§ Exercise objective:
Everything in the listing except the pictures should be written out exactly.

Data items
[START]

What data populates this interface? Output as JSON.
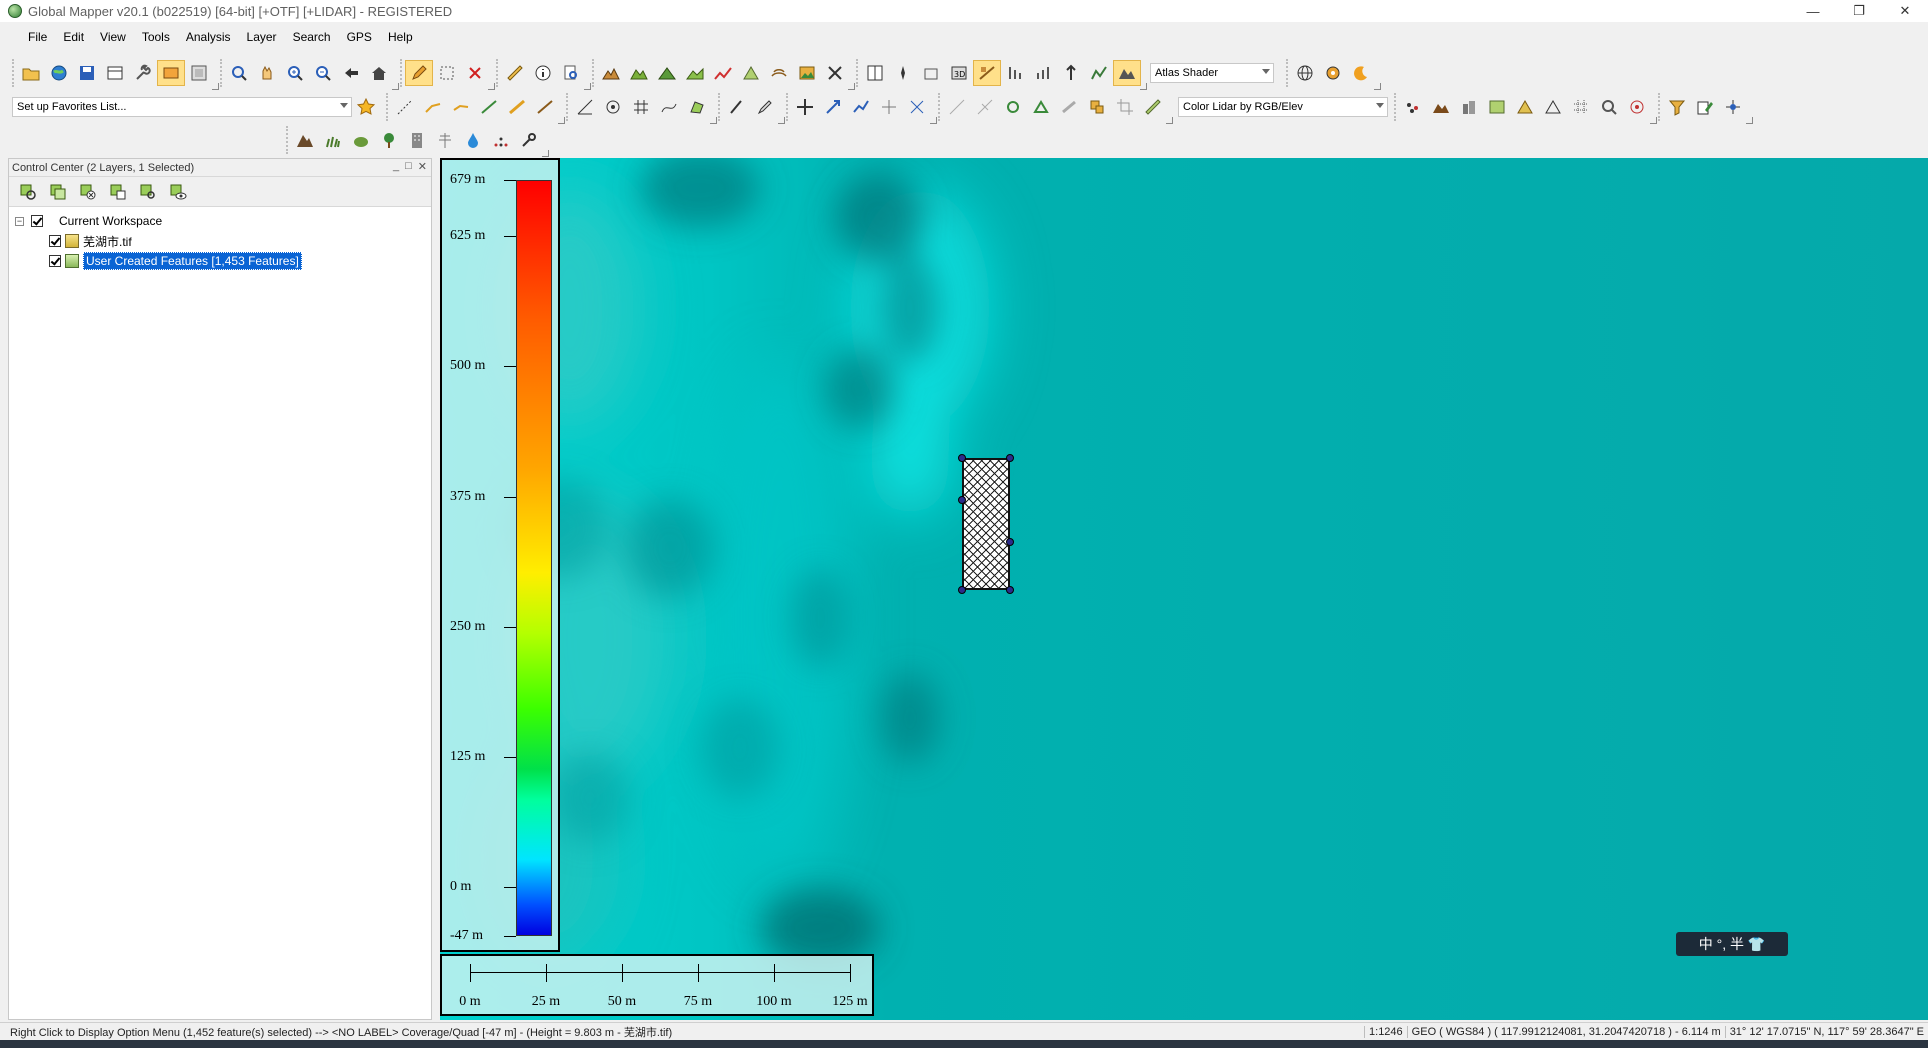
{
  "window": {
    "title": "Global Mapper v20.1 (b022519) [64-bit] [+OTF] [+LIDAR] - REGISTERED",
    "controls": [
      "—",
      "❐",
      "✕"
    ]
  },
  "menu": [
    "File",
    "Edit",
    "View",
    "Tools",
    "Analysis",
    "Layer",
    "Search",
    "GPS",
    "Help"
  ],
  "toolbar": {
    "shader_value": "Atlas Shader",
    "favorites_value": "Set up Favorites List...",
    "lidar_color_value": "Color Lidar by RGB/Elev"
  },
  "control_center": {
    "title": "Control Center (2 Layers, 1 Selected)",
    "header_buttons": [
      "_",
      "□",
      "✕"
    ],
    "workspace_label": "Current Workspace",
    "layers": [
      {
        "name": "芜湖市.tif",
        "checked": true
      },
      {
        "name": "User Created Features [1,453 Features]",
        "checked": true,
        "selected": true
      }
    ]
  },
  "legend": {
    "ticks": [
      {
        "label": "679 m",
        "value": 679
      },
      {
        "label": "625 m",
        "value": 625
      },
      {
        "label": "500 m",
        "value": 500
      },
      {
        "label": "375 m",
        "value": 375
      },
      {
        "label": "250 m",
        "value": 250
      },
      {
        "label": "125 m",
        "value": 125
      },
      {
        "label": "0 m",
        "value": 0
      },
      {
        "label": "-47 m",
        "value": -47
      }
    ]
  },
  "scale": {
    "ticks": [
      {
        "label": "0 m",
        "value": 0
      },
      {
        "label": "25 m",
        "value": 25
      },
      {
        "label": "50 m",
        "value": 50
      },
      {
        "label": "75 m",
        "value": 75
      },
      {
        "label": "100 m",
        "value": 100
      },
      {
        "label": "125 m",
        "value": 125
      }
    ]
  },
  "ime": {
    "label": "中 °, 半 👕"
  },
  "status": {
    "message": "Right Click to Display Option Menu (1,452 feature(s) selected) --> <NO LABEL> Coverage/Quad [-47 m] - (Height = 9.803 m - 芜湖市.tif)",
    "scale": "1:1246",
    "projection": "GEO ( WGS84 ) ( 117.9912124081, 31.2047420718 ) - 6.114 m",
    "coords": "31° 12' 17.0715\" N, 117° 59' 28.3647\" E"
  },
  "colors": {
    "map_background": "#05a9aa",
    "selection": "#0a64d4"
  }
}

[END]

§ Answer to this task:
What data populates this interface? Output as JSON.
{
  "window": {
    "title": "Global Mapper v20.1 (b022519) [64-bit] [+OTF] [+LIDAR] - REGISTERED",
    "controls": [
      "—",
      "❐",
      "✕"
    ]
  },
  "menu": [
    "File",
    "Edit",
    "View",
    "Tools",
    "Analysis",
    "Layer",
    "Search",
    "GPS",
    "Help"
  ],
  "toolbar": {
    "shader_value": "Atlas Shader",
    "favorites_value": "Set up Favorites List...",
    "lidar_color_value": "Color Lidar by RGB/Elev"
  },
  "control_center": {
    "title": "Control Center (2 Layers, 1 Selected)",
    "header_buttons": [
      "_",
      "□",
      "✕"
    ],
    "workspace_label": "Current Workspace",
    "layers": [
      {
        "name": "芜湖市.tif",
        "checked": true
      },
      {
        "name": "User Created Features [1,453 Features]",
        "checked": true,
        "selected": true
      }
    ]
  },
  "legend": {
    "ticks": [
      {
        "label": "679 m",
        "value": 679
      },
      {
        "label": "625 m",
        "value": 625
      },
      {
        "label": "500 m",
        "value": 500
      },
      {
        "label": "375 m",
        "value": 375
      },
      {
        "label": "250 m",
        "value": 250
      },
      {
        "label": "125 m",
        "value": 125
      },
      {
        "label": "0 m",
        "value": 0
      },
      {
        "label": "-47 m",
        "value": -47
      }
    ]
  },
  "scale": {
    "ticks": [
      {
        "label": "0 m",
        "value": 0
      },
      {
        "label": "25 m",
        "value": 25
      },
      {
        "label": "50 m",
        "value": 50
      },
      {
        "label": "75 m",
        "value": 75
      },
      {
        "label": "100 m",
        "value": 100
      },
      {
        "label": "125 m",
        "value": 125
      }
    ]
  },
  "ime": {
    "label": "中 °, 半 👕"
  },
  "status": {
    "message": "Right Click to Display Option Menu (1,452 feature(s) selected) --> <NO LABEL> Coverage/Quad [-47 m] - (Height = 9.803 m - 芜湖市.tif)",
    "scale": "1:1246",
    "projection": "GEO ( WGS84 ) ( 117.9912124081, 31.2047420718 ) - 6.114 m",
    "coords": "31° 12' 17.0715\" N, 117° 59' 28.3647\" E"
  },
  "colors": {
    "map_background": "#05a9aa",
    "selection": "#0a64d4"
  }
}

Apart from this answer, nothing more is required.